■ **REQUIREMENT**: Send each entry back exactly as given, pictures excluded.

■ **GIVEN INFORMATION**:
————
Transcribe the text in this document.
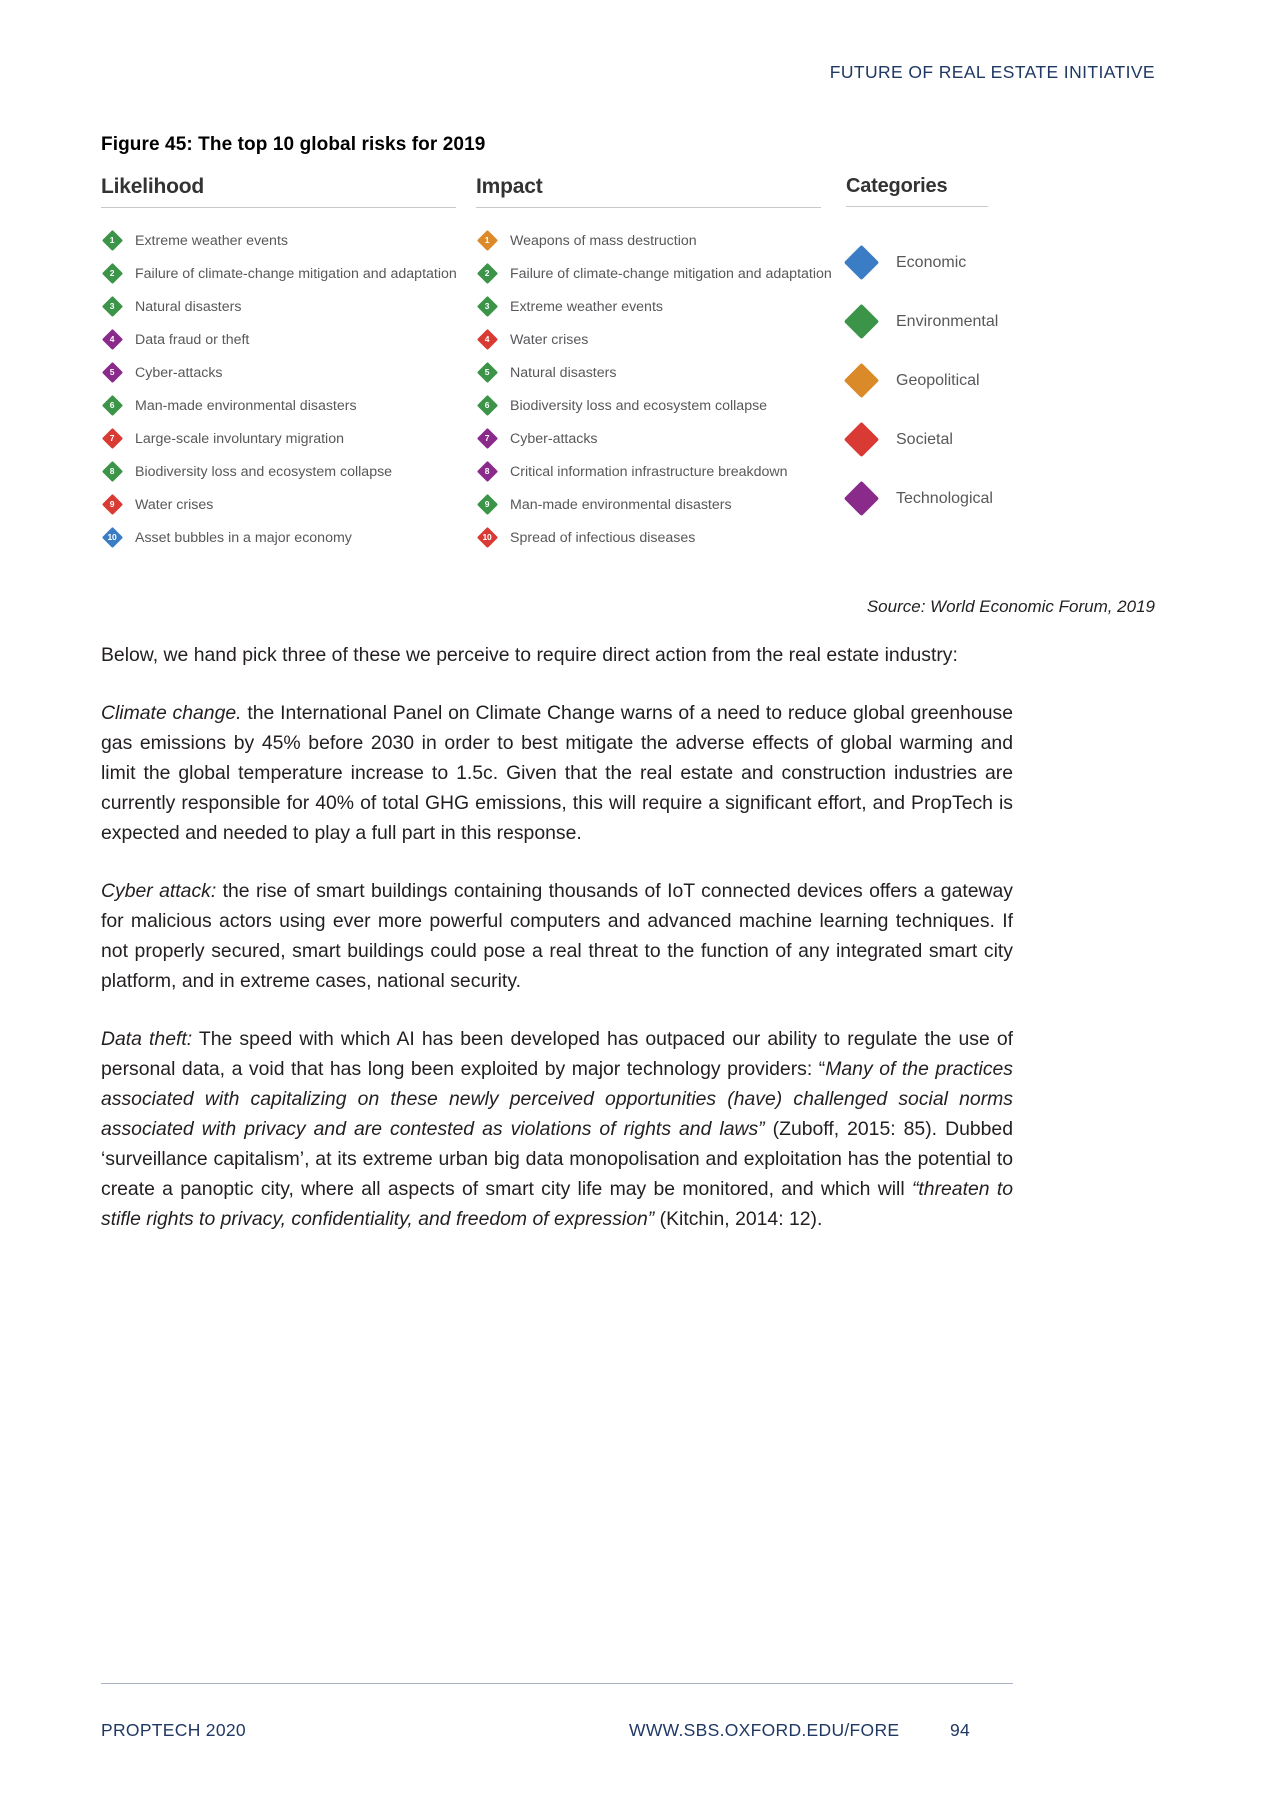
FUTURE OF REAL ESTATE INITIATIVE
Figure 45: The top 10 global risks for 2019
Likelihood
1	Extreme weather events
2	Failure of climate-change mitigation and adaptation
3	Natural disasters
4	Data fraud or theft
5	Cyber-attacks
6	Man-made environmental disasters
7	Large-scale involuntary migration
8	Biodiversity loss and ecosystem collapse
9	Water crises
10	Asset bubbles in a major economy
Impact
1	Weapons of mass destruction
2	Failure of climate-change mitigation and adaptation
3	Extreme weather events
4	Water crises
5	Natural disasters
6	Biodiversity loss and ecosystem collapse
7	Cyber-attacks
8	Critical information infrastructure breakdown
9	Man-made environmental disasters
10	Spread of infectious diseases
Categories
Economic
Environmental
Geopolitical
Societal
Technological
Source: World Economic Forum, 2019

Below, we hand pick three of these we perceive to require direct action from the real estate industry:

Climate change. the International Panel on Climate Change warns of a need to reduce global greenhouse gas emissions by 45% before 2030 in order to best mitigate the adverse effects of global warming and limit the global temperature increase to 1.5c. Given that the real estate and construction industries are currently responsible for 40% of total GHG emissions, this will require a significant effort, and PropTech is expected and needed to play a full part in this response.

Cyber attack: the rise of smart buildings containing thousands of IoT connected devices offers a gateway for malicious actors using ever more powerful computers and advanced machine learning techniques. If not properly secured, smart buildings could pose a real threat to the function of any integrated smart city platform, and in extreme cases, national security.

Data theft: The speed with which AI has been developed has outpaced our ability to regulate the use of personal data, a void that has long been exploited by major technology providers: “Many of the practices associated with capitalizing on these newly perceived opportunities (have) challenged social norms associated with privacy and are contested as violations of rights and laws” (Zuboff, 2015: 85). Dubbed ‘surveillance capitalism’, at its extreme urban big data monopolisation and exploitation has the potential to create a panoptic city, where all aspects of smart city life may be monitored, and which will “threaten to stifle rights to privacy, confidentiality, and freedom of expression” (Kitchin, 2014: 12).

PROPTECH 2020	WWW.SBS.OXFORD.EDU/FORE	94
————
■ **FINISHED ANSWER**:
Transcribe the text in this document.
FUTURE OF REAL ESTATE INITIATIVE
Figure 45: The top 10 global risks for 2019
Likelihood
1	Extreme weather events
2	Failure of climate-change mitigation and adaptation
3	Natural disasters
4	Data fraud or theft
5	Cyber-attacks
6	Man-made environmental disasters
7	Large-scale involuntary migration
8	Biodiversity loss and ecosystem collapse
9	Water crises
10	Asset bubbles in a major economy
Impact
1	Weapons of mass destruction
2	Failure of climate-change mitigation and adaptation
3	Extreme weather events
4	Water crises
5	Natural disasters
6	Biodiversity loss and ecosystem collapse
7	Cyber-attacks
8	Critical information infrastructure breakdown
9	Man-made environmental disasters
10	Spread of infectious diseases
Categories
Economic
Environmental
Geopolitical
Societal
Technological
Source: World Economic Forum, 2019

Below, we hand pick three of these we perceive to require direct action from the real estate industry:

Climate change. the International Panel on Climate Change warns of a need to reduce global greenhouse gas emissions by 45% before 2030 in order to best mitigate the adverse effects of global warming and limit the global temperature increase to 1.5c. Given that the real estate and construction industries are currently responsible for 40% of total GHG emissions, this will require a significant effort, and PropTech is expected and needed to play a full part in this response.

Cyber attack: the rise of smart buildings containing thousands of IoT connected devices offers a gateway for malicious actors using ever more powerful computers and advanced machine learning techniques. If not properly secured, smart buildings could pose a real threat to the function of any integrated smart city platform, and in extreme cases, national security.

Data theft: The speed with which AI has been developed has outpaced our ability to regulate the use of personal data, a void that has long been exploited by major technology providers: “Many of the practices associated with capitalizing on these newly perceived opportunities (have) challenged social norms associated with privacy and are contested as violations of rights and laws” (Zuboff, 2015: 85). Dubbed ‘surveillance capitalism’, at its extreme urban big data monopolisation and exploitation has the potential to create a panoptic city, where all aspects of smart city life may be monitored, and which will “threaten to stifle rights to privacy, confidentiality, and freedom of expression” (Kitchin, 2014: 12).

PROPTECH 2020	WWW.SBS.OXFORD.EDU/FORE	94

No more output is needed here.